Dataset records:
▬▬▬▬▬▬
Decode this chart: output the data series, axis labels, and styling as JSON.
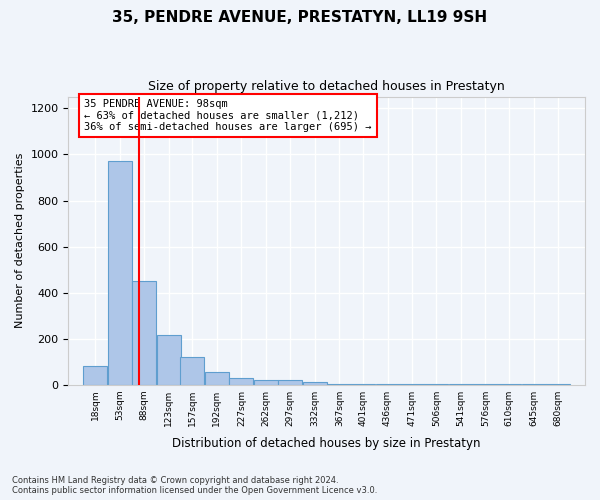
{
  "title": "35, PENDRE AVENUE, PRESTATYN, LL19 9SH",
  "subtitle": "Size of property relative to detached houses in Prestatyn",
  "xlabel": "Distribution of detached houses by size in Prestatyn",
  "ylabel": "Number of detached properties",
  "bar_edges": [
    18,
    53,
    88,
    123,
    157,
    192,
    227,
    262,
    297,
    332,
    367,
    401,
    436,
    471,
    506,
    541,
    576,
    610,
    645,
    680,
    715
  ],
  "bar_heights": [
    80,
    970,
    450,
    215,
    120,
    55,
    28,
    20,
    20,
    12,
    5,
    3,
    2,
    2,
    1,
    1,
    1,
    1,
    1,
    1
  ],
  "bar_color": "#aec6e8",
  "bar_edgecolor": "#5f9ecf",
  "property_line_x": 98,
  "property_line_color": "red",
  "annotation_text": "35 PENDRE AVENUE: 98sqm\n← 63% of detached houses are smaller (1,212)\n36% of semi-detached houses are larger (695) →",
  "annotation_box_color": "red",
  "annotation_box_facecolor": "white",
  "ylim": [
    0,
    1250
  ],
  "yticks": [
    0,
    200,
    400,
    600,
    800,
    1000,
    1200
  ],
  "tick_labels": [
    "18sqm",
    "53sqm",
    "88sqm",
    "123sqm",
    "157sqm",
    "192sqm",
    "227sqm",
    "262sqm",
    "297sqm",
    "332sqm",
    "367sqm",
    "401sqm",
    "436sqm",
    "471sqm",
    "506sqm",
    "541sqm",
    "576sqm",
    "610sqm",
    "645sqm",
    "680sqm"
  ],
  "footer_text": "Contains HM Land Registry data © Crown copyright and database right 2024.\nContains public sector information licensed under the Open Government Licence v3.0.",
  "background_color": "#f0f4fa",
  "grid_color": "white"
}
▬▬▬▬▬▬
→ EXERCISE DIRECTIONS
A faithful copy of the records above is needed, with the pictures left out.

→ THE ANSWER
Decode this chart: output the data series, axis labels, and styling as JSON.
{
  "title": "35, PENDRE AVENUE, PRESTATYN, LL19 9SH",
  "subtitle": "Size of property relative to detached houses in Prestatyn",
  "xlabel": "Distribution of detached houses by size in Prestatyn",
  "ylabel": "Number of detached properties",
  "bar_edges": [
    18,
    53,
    88,
    123,
    157,
    192,
    227,
    262,
    297,
    332,
    367,
    401,
    436,
    471,
    506,
    541,
    576,
    610,
    645,
    680,
    715
  ],
  "bar_heights": [
    80,
    970,
    450,
    215,
    120,
    55,
    28,
    20,
    20,
    12,
    5,
    3,
    2,
    2,
    1,
    1,
    1,
    1,
    1,
    1
  ],
  "bar_color": "#aec6e8",
  "bar_edgecolor": "#5f9ecf",
  "property_line_x": 98,
  "property_line_color": "red",
  "annotation_text": "35 PENDRE AVENUE: 98sqm\n← 63% of detached houses are smaller (1,212)\n36% of semi-detached houses are larger (695) →",
  "annotation_box_color": "red",
  "annotation_box_facecolor": "white",
  "ylim": [
    0,
    1250
  ],
  "yticks": [
    0,
    200,
    400,
    600,
    800,
    1000,
    1200
  ],
  "tick_labels": [
    "18sqm",
    "53sqm",
    "88sqm",
    "123sqm",
    "157sqm",
    "192sqm",
    "227sqm",
    "262sqm",
    "297sqm",
    "332sqm",
    "367sqm",
    "401sqm",
    "436sqm",
    "471sqm",
    "506sqm",
    "541sqm",
    "576sqm",
    "610sqm",
    "645sqm",
    "680sqm"
  ],
  "footer_text": "Contains HM Land Registry data © Crown copyright and database right 2024.\nContains public sector information licensed under the Open Government Licence v3.0.",
  "background_color": "#f0f4fa",
  "grid_color": "white"
}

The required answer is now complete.